# LISTED RECORDS:
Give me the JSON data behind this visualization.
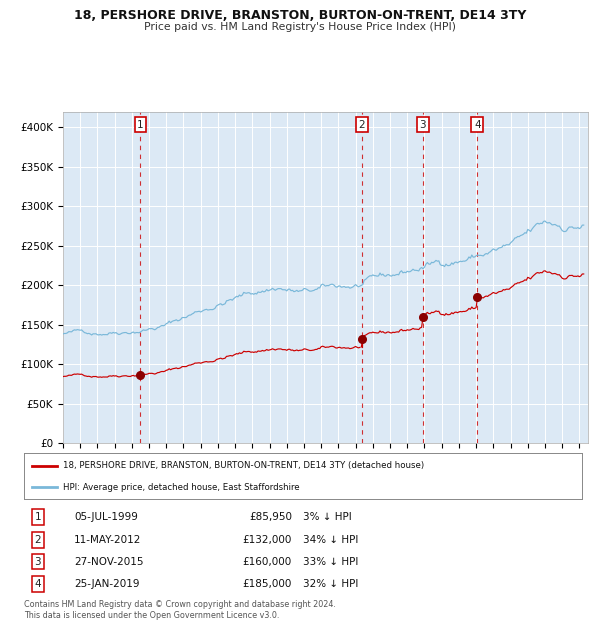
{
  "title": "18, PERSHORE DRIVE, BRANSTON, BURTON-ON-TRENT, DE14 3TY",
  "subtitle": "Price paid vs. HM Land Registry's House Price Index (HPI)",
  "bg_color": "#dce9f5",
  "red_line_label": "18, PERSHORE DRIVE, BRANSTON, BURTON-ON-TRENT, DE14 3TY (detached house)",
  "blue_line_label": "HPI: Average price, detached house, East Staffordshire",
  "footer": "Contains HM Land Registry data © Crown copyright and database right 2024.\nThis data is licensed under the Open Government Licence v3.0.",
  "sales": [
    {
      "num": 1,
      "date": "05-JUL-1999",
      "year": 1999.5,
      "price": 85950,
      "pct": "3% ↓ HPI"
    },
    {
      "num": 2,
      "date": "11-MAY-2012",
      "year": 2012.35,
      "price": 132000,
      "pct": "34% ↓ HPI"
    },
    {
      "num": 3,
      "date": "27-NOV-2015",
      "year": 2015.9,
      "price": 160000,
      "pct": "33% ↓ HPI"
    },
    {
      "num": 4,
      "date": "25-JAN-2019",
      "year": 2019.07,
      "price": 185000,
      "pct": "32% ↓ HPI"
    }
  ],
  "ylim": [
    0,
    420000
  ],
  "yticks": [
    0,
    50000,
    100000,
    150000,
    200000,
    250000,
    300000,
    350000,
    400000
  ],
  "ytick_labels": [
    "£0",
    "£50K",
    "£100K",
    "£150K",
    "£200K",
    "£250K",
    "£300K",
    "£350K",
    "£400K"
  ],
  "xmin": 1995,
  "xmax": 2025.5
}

# THE EXERCISE:
Write every entry out again exactly, dropping the pictures.

# CORRECT OUTPUT:
Give me the JSON data behind this visualization.
{
  "title": "18, PERSHORE DRIVE, BRANSTON, BURTON-ON-TRENT, DE14 3TY",
  "subtitle": "Price paid vs. HM Land Registry's House Price Index (HPI)",
  "bg_color": "#dce9f5",
  "red_line_label": "18, PERSHORE DRIVE, BRANSTON, BURTON-ON-TRENT, DE14 3TY (detached house)",
  "blue_line_label": "HPI: Average price, detached house, East Staffordshire",
  "footer": "Contains HM Land Registry data © Crown copyright and database right 2024.\nThis data is licensed under the Open Government Licence v3.0.",
  "sales": [
    {
      "num": 1,
      "date": "05-JUL-1999",
      "year": 1999.5,
      "price": 85950,
      "pct": "3% ↓ HPI"
    },
    {
      "num": 2,
      "date": "11-MAY-2012",
      "year": 2012.35,
      "price": 132000,
      "pct": "34% ↓ HPI"
    },
    {
      "num": 3,
      "date": "27-NOV-2015",
      "year": 2015.9,
      "price": 160000,
      "pct": "33% ↓ HPI"
    },
    {
      "num": 4,
      "date": "25-JAN-2019",
      "year": 2019.07,
      "price": 185000,
      "pct": "32% ↓ HPI"
    }
  ],
  "ylim": [
    0,
    420000
  ],
  "yticks": [
    0,
    50000,
    100000,
    150000,
    200000,
    250000,
    300000,
    350000,
    400000
  ],
  "ytick_labels": [
    "£0",
    "£50K",
    "£100K",
    "£150K",
    "£200K",
    "£250K",
    "£300K",
    "£350K",
    "£400K"
  ],
  "xmin": 1995,
  "xmax": 2025.5
}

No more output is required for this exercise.